PROVIDED DATA:
** begin **
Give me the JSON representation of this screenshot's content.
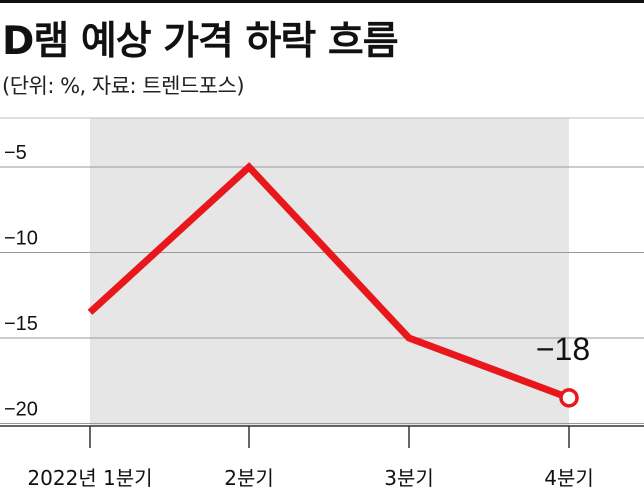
{
  "title": "D램 예상 가격 하락 흐름",
  "subtitle": "(단위: %, 자료: 트렌드포스)",
  "chart_data": {
    "type": "line",
    "title": "D램 예상 가격 하락 흐름",
    "xlabel": "",
    "ylabel": "",
    "categories": [
      "2022년 1분기",
      "2분기",
      "3분기",
      "4분기"
    ],
    "values": [
      -13.5,
      -5,
      -15,
      -18.5
    ],
    "y_ticks": [
      -5,
      -10,
      -15,
      -20
    ],
    "y_tick_labels": [
      "−5",
      "−10",
      "−15",
      "−20"
    ],
    "ylim": [
      -21.5,
      -2
    ],
    "data_labels": [
      {
        "index": 3,
        "text": "−18"
      }
    ],
    "line_color": "#e8171c",
    "shade_color": "#e6e6e6",
    "grid": true,
    "legend": "none"
  }
}
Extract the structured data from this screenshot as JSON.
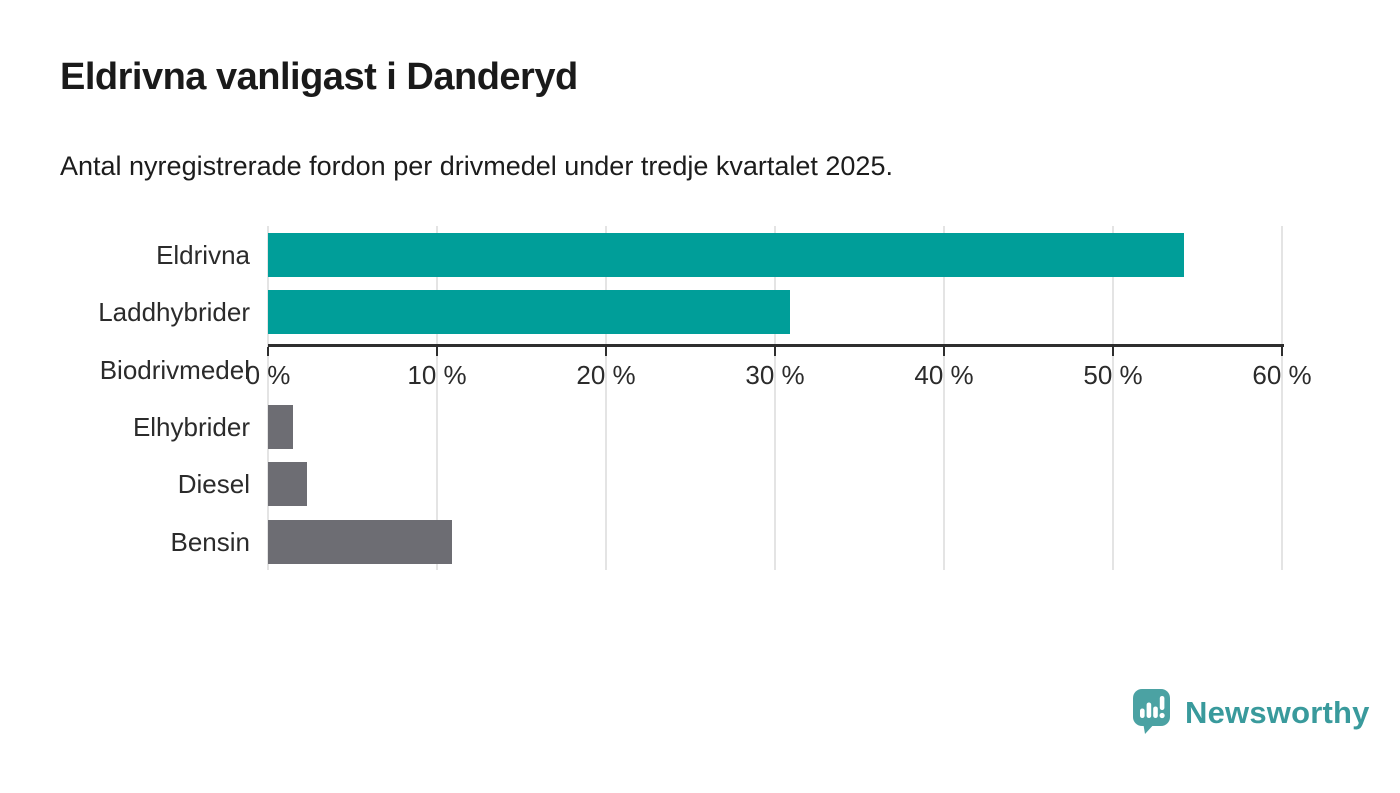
{
  "chart_data": {
    "type": "bar",
    "orientation": "horizontal",
    "title": "Eldrivna vanligast i Danderyd",
    "subtitle": "Antal nyregistrerade fordon per drivmedel under tredje kvartalet 2025.",
    "categories": [
      "Eldrivna",
      "Laddhybrider",
      "Biodrivmedel",
      "Elhybrider",
      "Diesel",
      "Bensin"
    ],
    "values": [
      54.2,
      30.9,
      0,
      1.5,
      2.3,
      10.9
    ],
    "unit": "%",
    "bar_colors": [
      "#009E99",
      "#009E99",
      "#6D6D73",
      "#6D6D73",
      "#6D6D73",
      "#6D6D73"
    ],
    "highlight_color": "#009E99",
    "base_color": "#6D6D73",
    "xlabel": "",
    "ylabel": "",
    "xlim": [
      0,
      60
    ],
    "x_ticks": [
      0,
      10,
      20,
      30,
      40,
      50,
      60
    ],
    "x_tick_labels": [
      "0 %",
      "10 %",
      "20 %",
      "30 %",
      "40 %",
      "50 %",
      "60 %"
    ],
    "grid": true,
    "gridline_color": "#E4E4E4",
    "axis_color": "#2E2E2E",
    "legend_position": "none"
  },
  "footer": {
    "brand": "Newsworthy",
    "brand_color": "#399A9C",
    "icon": "newsworthy-speech-bubble-chart-icon",
    "icon_color": "#4BA2A3"
  }
}
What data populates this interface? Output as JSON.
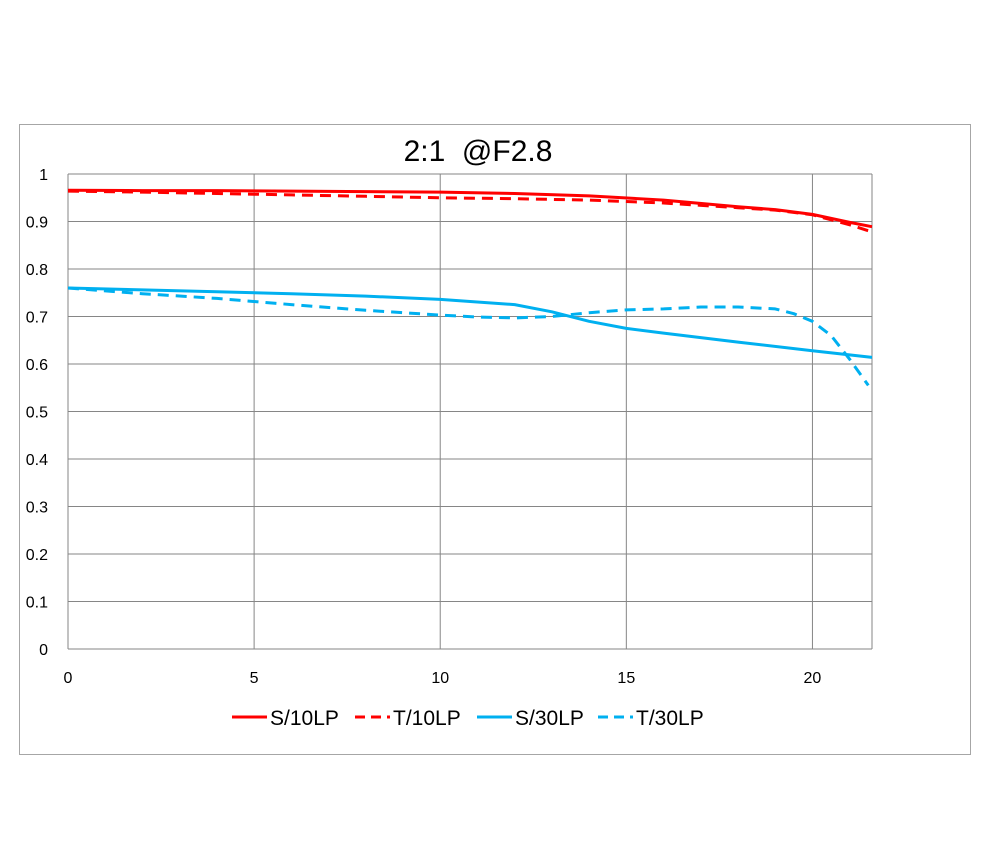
{
  "chart_data": {
    "type": "line",
    "title": "2:1  @F2.8",
    "xlabel": "",
    "ylabel": "",
    "xlim": [
      0,
      21.6
    ],
    "ylim": [
      0,
      1
    ],
    "x_ticks": [
      0,
      5,
      10,
      15,
      20
    ],
    "y_ticks": [
      0,
      0.1,
      0.2,
      0.3,
      0.4,
      0.5,
      0.6,
      0.7,
      0.8,
      0.9,
      1
    ],
    "grid": true,
    "legend_position": "bottom",
    "series": [
      {
        "name": "S/10LP",
        "color": "#ff0000",
        "dash": "solid",
        "x": [
          0,
          2,
          4,
          6,
          8,
          10,
          12,
          14,
          16,
          18,
          19,
          20,
          21,
          21.6
        ],
        "y": [
          0.966,
          0.965,
          0.965,
          0.964,
          0.963,
          0.962,
          0.959,
          0.954,
          0.945,
          0.931,
          0.925,
          0.915,
          0.898,
          0.889
        ]
      },
      {
        "name": "T/10LP",
        "color": "#ff0000",
        "dash": "dashed",
        "x": [
          0,
          2,
          4,
          6,
          8,
          10,
          12,
          14,
          16,
          18,
          19,
          20,
          21,
          21.6
        ],
        "y": [
          0.964,
          0.962,
          0.959,
          0.956,
          0.953,
          0.95,
          0.948,
          0.945,
          0.939,
          0.929,
          0.924,
          0.914,
          0.893,
          0.878
        ]
      },
      {
        "name": "S/30LP",
        "color": "#00b0f0",
        "dash": "solid",
        "x": [
          0,
          2,
          4,
          6,
          8,
          10,
          12,
          13,
          14,
          15,
          16,
          18,
          20,
          21.6
        ],
        "y": [
          0.76,
          0.756,
          0.752,
          0.748,
          0.743,
          0.736,
          0.725,
          0.71,
          0.69,
          0.675,
          0.665,
          0.646,
          0.628,
          0.614
        ]
      },
      {
        "name": "T/30LP",
        "color": "#00b0f0",
        "dash": "dashed",
        "x": [
          0,
          2,
          4,
          6,
          8,
          10,
          11,
          12,
          13,
          14,
          15,
          16,
          17,
          18,
          19,
          19.5,
          20,
          20.5,
          21,
          21.5
        ],
        "y": [
          0.76,
          0.748,
          0.738,
          0.725,
          0.713,
          0.703,
          0.699,
          0.697,
          0.7,
          0.708,
          0.714,
          0.716,
          0.72,
          0.72,
          0.716,
          0.706,
          0.69,
          0.66,
          0.61,
          0.555
        ]
      }
    ]
  }
}
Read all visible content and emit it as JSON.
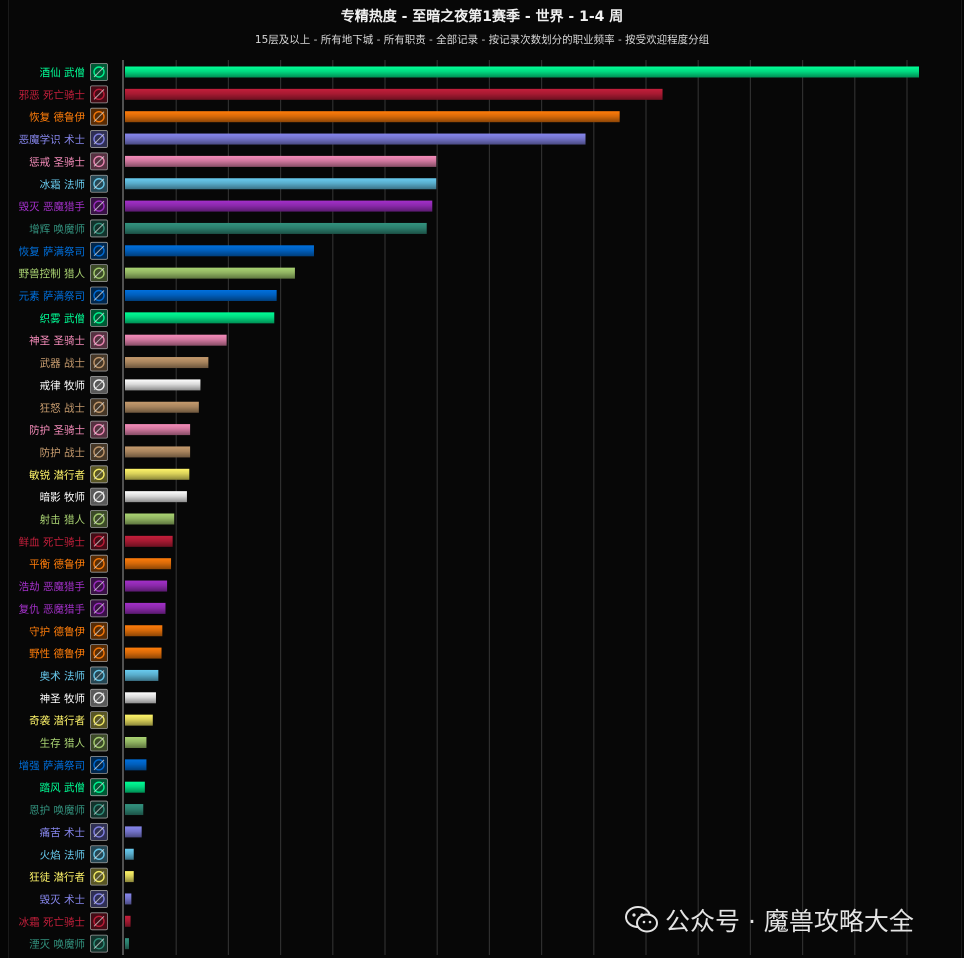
** end **
EXERCISE PROMPT: Lines that hold the word "subtitle" are the ones to return, every one of them.

THE RESPONSE:
  "subtitle": "(단위: %, 자료: 트렌드포스)",
    "subtitle": "Antal nyregistrerade fordon per drivmedel under tredje kvartalet 2025.",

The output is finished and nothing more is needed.